Locate the string "qwikresume" in the records below. Copy every line where it occurs.

■ **Dataset extract**:
## BEGIN

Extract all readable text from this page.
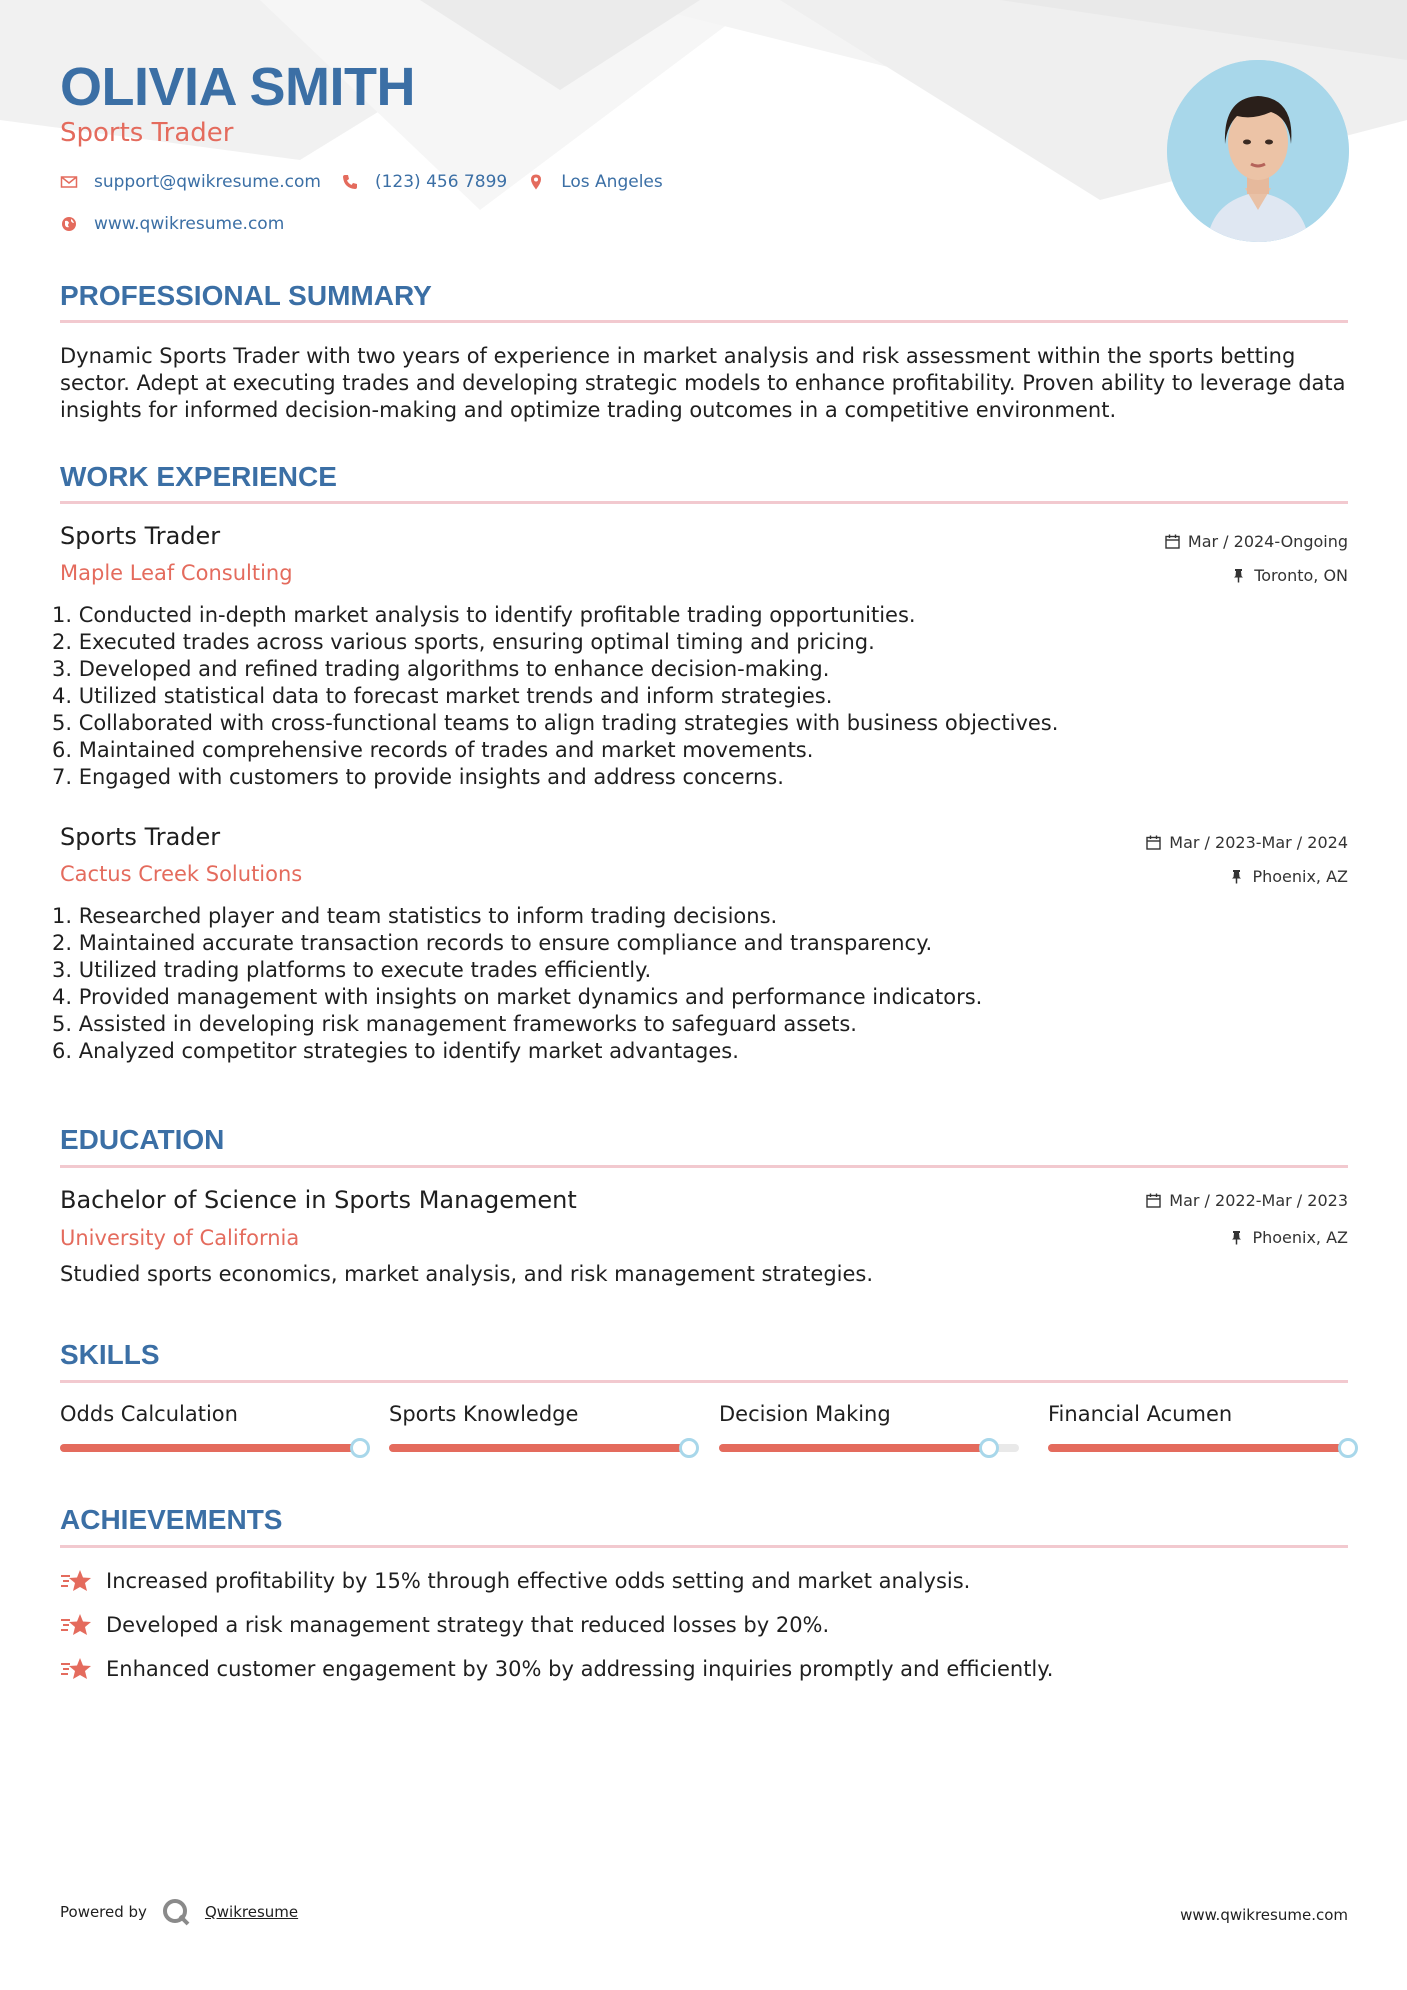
OLIVIA SMITH
Sports Trader
support@qwikresume.com	(123) 456 7899	Los Angeles
www.qwikresume.com
PROFESSIONAL SUMMARY
Dynamic Sports Trader with two years of experience in market analysis and risk assessment within the sports betting sector. Adept at executing trades and developing strategic models to enhance profitability. Proven ability to leverage data insights for informed decision-making and optimize trading outcomes in a competitive environment.
WORK EXPERIENCE
Sports Trader
Maple Leaf Consulting
Mar / 2024-Ongoing
Toronto, ON
1. Conducted in-depth market analysis to identify profitable trading opportunities.
2. Executed trades across various sports, ensuring optimal timing and pricing.
3. Developed and refined trading algorithms to enhance decision-making.
4. Utilized statistical data to forecast market trends and inform strategies.
5. Collaborated with cross-functional teams to align trading strategies with business objectives.
6. Maintained comprehensive records of trades and market movements.
7. Engaged with customers to provide insights and address concerns.
Sports Trader
Cactus Creek Solutions
Mar / 2023-Mar / 2024
Phoenix, AZ
1. Researched player and team statistics to inform trading decisions.
2. Maintained accurate transaction records to ensure compliance and transparency.
3. Utilized trading platforms to execute trades efficiently.
4. Provided management with insights on market dynamics and performance indicators.
5. Assisted in developing risk management frameworks to safeguard assets.
6. Analyzed competitor strategies to identify market advantages.
EDUCATION
Bachelor of Science in Sports Management
University of California
Mar / 2022-Mar / 2023
Phoenix, AZ
Studied sports economics, market analysis, and risk management strategies.
SKILLS
Odds Calculation	Sports Knowledge	Decision Making	Financial Acumen
ACHIEVEMENTS
Increased profitability by 15% through effective odds setting and market analysis.
Developed a risk management strategy that reduced losses by 20%.
Enhanced customer engagement by 30% by addressing inquiries promptly and efficiently.
Powered by	Qwikresume	www.qwikresume.com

## END

■ **Solved exercise**:
support@qwikresume.com	(123) 456 7899	Los Angeles
www.qwikresume.com
Powered by	Qwikresume	www.qwikresume.com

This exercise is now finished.